# Set task
Find each line containing the string "Hoàng". Copy it.

# START OF Raw records

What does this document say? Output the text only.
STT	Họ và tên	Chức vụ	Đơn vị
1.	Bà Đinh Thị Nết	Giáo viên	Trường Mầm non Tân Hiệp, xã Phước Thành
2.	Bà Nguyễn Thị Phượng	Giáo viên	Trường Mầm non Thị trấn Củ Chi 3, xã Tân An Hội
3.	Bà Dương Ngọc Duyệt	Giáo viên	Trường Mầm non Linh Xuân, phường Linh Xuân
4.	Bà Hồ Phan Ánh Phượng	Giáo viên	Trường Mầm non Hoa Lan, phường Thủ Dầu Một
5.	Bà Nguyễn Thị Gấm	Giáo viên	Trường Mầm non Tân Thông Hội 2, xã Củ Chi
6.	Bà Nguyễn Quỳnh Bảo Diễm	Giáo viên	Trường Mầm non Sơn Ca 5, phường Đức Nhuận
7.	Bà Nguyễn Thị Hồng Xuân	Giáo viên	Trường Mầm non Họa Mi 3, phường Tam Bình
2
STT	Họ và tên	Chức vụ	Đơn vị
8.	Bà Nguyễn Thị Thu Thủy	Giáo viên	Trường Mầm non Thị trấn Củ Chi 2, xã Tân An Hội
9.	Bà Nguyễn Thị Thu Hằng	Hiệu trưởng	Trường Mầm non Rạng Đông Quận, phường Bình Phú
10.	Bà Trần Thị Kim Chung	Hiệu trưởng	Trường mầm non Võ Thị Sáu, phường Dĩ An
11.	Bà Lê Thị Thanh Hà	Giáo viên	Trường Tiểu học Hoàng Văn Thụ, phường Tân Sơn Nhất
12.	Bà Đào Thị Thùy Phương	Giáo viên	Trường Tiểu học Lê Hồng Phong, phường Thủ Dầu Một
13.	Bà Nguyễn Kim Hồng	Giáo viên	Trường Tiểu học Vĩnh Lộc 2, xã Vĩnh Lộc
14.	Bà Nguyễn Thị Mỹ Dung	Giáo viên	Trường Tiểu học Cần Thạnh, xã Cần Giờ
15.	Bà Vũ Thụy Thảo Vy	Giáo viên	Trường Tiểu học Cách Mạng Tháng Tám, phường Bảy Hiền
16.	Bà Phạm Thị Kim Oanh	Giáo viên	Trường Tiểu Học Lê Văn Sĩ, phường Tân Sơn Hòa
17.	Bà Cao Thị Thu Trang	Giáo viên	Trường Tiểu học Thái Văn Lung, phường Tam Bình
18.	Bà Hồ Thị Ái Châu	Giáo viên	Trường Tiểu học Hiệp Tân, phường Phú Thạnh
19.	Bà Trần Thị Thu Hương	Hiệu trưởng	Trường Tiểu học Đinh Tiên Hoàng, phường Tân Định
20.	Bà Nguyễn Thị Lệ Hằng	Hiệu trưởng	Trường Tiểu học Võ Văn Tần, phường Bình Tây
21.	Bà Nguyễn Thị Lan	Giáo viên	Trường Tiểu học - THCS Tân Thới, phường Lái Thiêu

# END OF Raw records

# Answer
11.	Bà Lê Thị Thanh Hà	Giáo viên	Trường Tiểu học Hoàng Văn Thụ, phường Tân Sơn Nhất
19.	Bà Trần Thị Thu Hương	Hiệu trưởng	Trường Tiểu học Đinh Tiên Hoàng, phường Tân Định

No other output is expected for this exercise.